EXTRACTED INFORMATION start

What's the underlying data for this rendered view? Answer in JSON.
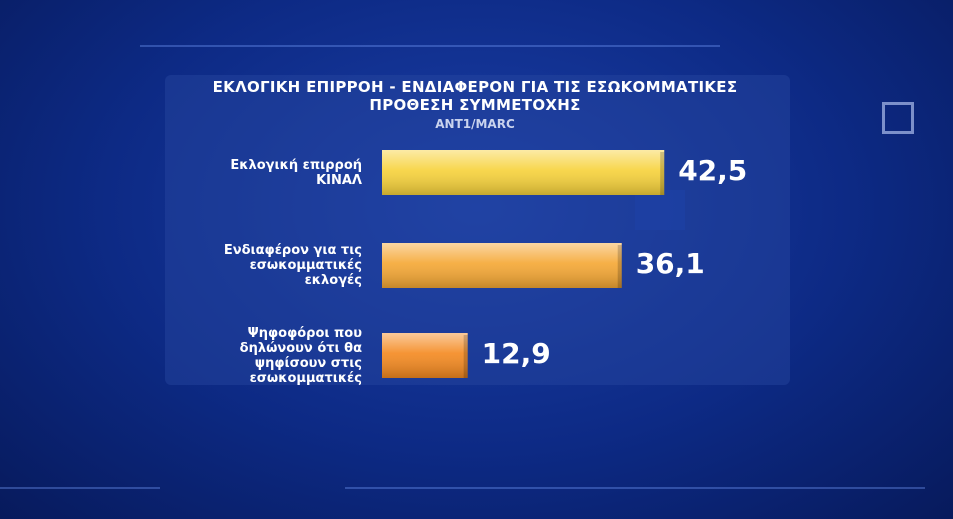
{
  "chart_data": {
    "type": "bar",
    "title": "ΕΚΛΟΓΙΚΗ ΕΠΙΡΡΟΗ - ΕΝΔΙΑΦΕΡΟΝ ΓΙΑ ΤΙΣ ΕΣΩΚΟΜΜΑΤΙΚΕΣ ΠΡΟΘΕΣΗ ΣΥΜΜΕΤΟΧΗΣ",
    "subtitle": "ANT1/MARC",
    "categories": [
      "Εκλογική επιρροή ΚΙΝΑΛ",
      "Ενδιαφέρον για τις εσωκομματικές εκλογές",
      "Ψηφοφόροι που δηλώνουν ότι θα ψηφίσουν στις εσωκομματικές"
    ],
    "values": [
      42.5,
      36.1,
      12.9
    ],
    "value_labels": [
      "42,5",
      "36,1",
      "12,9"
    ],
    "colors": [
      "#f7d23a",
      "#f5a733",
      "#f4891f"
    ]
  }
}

EXTRACTED INFORMATION end
EXTRACTED INFORMATION start

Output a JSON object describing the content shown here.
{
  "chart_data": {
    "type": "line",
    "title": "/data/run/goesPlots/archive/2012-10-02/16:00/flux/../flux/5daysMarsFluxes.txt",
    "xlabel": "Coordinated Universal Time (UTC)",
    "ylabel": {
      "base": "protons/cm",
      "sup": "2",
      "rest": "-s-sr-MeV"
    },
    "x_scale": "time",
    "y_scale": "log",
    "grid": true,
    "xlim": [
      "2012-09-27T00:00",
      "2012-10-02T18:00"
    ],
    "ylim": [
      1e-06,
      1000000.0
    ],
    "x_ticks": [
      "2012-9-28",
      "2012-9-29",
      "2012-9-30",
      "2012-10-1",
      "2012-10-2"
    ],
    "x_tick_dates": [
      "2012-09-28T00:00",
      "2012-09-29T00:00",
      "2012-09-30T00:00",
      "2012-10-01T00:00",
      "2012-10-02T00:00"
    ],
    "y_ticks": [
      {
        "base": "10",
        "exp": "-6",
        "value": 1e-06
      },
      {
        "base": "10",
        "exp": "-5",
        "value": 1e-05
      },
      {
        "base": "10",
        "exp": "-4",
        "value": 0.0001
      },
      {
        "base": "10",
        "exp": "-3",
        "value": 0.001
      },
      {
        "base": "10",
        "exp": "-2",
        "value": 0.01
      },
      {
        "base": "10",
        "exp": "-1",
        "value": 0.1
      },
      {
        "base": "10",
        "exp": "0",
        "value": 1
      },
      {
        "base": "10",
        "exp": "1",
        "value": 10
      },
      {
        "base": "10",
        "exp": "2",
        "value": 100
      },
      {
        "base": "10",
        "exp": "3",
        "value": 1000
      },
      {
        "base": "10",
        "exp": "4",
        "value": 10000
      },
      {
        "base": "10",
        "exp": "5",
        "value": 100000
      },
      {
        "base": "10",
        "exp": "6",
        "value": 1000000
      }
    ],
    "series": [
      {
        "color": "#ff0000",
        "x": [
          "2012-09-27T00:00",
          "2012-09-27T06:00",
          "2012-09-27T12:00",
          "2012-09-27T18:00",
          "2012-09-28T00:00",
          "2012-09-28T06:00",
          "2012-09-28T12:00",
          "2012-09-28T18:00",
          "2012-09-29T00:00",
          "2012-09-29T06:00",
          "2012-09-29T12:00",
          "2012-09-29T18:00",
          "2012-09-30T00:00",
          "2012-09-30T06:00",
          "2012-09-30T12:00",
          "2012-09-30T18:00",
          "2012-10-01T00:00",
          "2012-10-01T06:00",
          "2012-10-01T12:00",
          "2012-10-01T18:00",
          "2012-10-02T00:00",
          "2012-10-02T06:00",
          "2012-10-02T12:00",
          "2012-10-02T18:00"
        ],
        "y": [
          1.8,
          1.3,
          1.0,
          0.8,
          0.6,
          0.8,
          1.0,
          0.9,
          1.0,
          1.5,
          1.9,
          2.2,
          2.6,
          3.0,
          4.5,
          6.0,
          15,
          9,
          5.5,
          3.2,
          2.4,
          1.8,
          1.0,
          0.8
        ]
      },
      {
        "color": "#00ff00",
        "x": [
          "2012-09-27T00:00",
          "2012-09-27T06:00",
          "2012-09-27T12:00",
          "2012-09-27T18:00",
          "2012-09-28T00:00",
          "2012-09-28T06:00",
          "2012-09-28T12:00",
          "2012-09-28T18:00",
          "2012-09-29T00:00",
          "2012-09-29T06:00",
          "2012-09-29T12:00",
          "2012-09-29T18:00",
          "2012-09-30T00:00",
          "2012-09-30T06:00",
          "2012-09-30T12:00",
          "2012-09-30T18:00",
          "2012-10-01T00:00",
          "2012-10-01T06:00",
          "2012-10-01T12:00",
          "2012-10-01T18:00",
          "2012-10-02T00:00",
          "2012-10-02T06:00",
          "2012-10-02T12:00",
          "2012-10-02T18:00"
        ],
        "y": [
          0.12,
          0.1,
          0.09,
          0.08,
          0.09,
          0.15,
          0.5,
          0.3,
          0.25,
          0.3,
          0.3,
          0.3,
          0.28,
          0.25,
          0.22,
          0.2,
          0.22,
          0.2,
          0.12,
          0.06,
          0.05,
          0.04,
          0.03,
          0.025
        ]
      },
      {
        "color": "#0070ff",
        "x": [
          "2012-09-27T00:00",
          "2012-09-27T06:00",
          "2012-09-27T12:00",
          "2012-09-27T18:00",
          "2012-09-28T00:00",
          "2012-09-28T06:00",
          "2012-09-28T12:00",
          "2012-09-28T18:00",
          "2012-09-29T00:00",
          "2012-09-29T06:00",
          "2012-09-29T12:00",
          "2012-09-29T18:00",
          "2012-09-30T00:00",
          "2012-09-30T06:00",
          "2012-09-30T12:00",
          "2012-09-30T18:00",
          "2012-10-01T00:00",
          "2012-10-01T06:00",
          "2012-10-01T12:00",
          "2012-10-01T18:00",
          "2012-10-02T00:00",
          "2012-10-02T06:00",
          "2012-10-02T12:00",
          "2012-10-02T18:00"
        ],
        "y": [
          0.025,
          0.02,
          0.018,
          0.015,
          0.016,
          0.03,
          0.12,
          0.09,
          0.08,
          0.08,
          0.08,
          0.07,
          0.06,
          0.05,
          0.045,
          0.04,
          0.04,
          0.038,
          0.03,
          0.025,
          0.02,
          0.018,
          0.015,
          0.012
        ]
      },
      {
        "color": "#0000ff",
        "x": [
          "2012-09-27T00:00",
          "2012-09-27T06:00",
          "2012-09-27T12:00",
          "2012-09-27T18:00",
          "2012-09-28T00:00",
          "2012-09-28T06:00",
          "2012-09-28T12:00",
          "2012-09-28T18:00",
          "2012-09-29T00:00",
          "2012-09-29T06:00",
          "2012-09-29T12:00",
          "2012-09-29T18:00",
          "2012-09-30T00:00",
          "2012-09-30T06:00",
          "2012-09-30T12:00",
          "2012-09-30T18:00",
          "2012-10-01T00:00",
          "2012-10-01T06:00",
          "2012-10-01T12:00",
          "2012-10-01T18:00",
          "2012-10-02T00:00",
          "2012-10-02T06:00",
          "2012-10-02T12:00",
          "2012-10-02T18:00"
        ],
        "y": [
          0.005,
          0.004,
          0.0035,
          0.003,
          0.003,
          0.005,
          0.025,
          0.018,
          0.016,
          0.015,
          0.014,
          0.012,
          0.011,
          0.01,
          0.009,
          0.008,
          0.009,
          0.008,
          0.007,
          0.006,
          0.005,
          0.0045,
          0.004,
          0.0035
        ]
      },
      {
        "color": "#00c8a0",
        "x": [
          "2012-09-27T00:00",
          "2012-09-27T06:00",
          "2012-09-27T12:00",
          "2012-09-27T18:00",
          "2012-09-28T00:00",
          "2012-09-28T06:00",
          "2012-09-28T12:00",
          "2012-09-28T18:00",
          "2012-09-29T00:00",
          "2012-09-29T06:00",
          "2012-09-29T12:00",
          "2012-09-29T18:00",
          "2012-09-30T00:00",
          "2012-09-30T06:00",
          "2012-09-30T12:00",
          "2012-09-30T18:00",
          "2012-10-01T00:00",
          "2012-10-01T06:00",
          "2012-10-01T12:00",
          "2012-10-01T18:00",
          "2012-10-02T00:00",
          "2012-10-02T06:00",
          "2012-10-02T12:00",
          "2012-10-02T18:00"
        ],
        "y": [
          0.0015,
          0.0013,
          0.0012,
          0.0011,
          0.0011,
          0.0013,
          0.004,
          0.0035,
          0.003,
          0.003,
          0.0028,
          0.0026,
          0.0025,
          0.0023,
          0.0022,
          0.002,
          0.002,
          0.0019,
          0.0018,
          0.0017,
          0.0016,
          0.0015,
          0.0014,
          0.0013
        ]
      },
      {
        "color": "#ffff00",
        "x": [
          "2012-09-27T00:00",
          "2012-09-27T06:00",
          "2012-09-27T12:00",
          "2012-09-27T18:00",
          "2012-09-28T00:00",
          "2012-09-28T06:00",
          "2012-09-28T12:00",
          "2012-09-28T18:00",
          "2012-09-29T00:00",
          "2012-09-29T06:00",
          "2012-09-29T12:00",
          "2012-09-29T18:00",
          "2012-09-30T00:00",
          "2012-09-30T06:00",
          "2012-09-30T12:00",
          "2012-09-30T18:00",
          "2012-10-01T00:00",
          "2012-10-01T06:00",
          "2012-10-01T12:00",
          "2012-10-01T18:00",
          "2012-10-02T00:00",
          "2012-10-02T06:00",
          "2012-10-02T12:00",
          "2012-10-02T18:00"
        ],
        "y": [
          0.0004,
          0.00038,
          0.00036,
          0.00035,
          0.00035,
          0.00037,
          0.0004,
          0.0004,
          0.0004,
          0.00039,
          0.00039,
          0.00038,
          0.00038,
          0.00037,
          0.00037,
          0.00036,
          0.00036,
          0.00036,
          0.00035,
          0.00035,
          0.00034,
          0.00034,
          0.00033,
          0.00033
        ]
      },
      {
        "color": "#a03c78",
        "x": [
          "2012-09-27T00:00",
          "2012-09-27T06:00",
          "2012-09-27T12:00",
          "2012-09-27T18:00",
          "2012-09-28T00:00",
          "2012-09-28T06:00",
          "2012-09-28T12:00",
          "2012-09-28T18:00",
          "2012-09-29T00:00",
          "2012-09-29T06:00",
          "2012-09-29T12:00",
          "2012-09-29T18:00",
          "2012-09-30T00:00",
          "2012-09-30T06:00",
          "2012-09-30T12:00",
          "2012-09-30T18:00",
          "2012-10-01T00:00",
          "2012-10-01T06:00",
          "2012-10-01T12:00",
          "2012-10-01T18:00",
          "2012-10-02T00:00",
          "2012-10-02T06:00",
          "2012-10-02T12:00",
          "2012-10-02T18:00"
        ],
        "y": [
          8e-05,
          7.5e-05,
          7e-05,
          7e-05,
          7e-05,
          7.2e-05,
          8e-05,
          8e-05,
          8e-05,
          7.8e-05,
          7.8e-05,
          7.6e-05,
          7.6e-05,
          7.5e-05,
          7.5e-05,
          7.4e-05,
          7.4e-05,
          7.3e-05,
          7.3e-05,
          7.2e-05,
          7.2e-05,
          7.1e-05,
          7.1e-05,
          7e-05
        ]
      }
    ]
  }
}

EXTRACTED INFORMATION end
EXTRACTED INFORMATION start

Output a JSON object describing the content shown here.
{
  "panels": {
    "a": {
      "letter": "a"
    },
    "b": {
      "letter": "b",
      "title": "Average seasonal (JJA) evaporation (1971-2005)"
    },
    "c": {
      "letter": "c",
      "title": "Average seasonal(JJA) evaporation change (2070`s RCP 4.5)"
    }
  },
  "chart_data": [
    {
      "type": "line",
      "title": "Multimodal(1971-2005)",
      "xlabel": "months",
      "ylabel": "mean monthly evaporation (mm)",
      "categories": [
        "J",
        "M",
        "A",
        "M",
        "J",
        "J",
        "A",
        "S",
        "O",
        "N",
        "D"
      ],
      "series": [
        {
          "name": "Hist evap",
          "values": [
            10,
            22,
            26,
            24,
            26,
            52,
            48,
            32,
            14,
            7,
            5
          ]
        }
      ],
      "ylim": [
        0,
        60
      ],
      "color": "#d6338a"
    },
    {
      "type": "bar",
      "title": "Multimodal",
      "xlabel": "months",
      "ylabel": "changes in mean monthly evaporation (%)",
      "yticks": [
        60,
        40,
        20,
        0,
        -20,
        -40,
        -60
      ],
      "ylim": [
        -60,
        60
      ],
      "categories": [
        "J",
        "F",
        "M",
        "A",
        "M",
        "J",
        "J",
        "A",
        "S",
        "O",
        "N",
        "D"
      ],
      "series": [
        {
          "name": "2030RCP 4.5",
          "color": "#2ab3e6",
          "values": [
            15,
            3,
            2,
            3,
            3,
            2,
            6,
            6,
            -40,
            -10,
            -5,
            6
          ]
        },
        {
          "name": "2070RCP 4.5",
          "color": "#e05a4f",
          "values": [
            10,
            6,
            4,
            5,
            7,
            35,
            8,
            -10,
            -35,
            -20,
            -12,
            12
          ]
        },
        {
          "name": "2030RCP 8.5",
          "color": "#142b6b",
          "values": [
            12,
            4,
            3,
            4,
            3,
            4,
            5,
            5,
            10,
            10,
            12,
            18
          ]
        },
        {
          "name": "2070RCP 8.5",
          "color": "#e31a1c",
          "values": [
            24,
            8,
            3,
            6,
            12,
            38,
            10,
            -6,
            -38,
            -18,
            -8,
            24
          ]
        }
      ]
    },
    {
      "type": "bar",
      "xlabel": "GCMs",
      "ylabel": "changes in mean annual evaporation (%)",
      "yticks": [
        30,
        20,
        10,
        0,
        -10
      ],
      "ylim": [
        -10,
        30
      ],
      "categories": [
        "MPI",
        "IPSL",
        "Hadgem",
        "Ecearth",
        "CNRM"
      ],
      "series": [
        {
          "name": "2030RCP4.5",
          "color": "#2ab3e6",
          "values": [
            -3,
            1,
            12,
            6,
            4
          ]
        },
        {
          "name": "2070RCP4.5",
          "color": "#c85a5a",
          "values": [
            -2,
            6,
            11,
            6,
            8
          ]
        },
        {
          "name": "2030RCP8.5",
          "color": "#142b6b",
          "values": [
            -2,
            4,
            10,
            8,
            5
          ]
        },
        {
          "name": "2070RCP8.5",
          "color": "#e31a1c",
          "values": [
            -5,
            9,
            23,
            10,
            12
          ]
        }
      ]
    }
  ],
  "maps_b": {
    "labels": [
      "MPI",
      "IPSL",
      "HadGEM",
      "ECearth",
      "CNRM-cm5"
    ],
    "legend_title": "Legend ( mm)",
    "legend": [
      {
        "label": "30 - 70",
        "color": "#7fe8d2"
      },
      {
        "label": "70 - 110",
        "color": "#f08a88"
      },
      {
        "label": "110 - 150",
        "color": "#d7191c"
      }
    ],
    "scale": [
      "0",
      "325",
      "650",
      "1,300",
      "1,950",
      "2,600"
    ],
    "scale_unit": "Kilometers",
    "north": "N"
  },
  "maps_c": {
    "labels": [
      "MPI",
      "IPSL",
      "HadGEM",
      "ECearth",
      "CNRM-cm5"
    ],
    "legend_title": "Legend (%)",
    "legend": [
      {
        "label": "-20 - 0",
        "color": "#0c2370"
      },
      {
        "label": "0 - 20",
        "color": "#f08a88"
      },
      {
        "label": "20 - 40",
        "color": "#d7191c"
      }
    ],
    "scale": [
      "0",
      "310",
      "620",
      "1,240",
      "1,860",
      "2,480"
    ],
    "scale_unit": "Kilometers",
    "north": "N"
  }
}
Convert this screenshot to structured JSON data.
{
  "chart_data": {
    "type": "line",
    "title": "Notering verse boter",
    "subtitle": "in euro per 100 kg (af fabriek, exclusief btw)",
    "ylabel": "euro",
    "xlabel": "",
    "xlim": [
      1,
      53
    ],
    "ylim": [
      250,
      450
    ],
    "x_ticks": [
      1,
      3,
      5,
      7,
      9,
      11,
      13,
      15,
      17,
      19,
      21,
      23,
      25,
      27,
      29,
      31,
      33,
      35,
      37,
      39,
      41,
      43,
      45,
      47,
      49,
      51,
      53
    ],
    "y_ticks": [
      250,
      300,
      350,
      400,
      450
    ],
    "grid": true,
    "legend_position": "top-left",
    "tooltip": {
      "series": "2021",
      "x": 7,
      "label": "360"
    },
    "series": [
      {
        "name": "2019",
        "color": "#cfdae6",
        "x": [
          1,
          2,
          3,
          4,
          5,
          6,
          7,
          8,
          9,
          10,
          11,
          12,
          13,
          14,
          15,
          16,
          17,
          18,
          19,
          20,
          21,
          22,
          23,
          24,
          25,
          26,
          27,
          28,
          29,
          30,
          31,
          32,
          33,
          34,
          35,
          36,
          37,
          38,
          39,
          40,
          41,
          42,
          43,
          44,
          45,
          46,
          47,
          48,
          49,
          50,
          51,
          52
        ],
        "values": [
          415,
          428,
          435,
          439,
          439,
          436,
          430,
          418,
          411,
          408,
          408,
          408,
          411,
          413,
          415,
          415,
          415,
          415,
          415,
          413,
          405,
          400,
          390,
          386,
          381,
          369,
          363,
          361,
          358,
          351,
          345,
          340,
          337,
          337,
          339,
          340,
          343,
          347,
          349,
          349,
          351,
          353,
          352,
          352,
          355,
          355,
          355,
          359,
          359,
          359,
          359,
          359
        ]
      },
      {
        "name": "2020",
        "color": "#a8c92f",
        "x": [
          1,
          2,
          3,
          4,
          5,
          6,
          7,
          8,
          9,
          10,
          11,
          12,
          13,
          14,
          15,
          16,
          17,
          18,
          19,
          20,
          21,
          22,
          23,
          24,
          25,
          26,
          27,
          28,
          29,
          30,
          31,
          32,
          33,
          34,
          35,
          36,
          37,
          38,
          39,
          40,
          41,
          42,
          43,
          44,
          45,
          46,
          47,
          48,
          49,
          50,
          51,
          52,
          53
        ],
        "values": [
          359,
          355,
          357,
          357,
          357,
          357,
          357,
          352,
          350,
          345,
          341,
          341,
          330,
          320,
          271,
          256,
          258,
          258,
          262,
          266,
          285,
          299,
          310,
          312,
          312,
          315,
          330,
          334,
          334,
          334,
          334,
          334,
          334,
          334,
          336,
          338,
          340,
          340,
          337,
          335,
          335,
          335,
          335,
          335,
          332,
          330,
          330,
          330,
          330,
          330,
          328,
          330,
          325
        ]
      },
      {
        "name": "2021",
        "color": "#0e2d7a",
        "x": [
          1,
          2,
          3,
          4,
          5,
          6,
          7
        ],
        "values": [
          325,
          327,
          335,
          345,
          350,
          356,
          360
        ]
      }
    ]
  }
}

EXTRACTED INFORMATION end

TASK TO CARRY OUT:
Using the listing, collect all lines in which the string "evaporation" is found.

EXERCISE SOLUTION:
      "title": "Average seasonal (JJA) evaporation (1971-2005)"
      "title": "Average seasonal(JJA) evaporation change (2070`s RCP 4.5)"
      "ylabel": "mean monthly evaporation (mm)",
      "ylabel": "changes in mean monthly evaporation (%)",
      "ylabel": "changes in mean annual evaporation (%)",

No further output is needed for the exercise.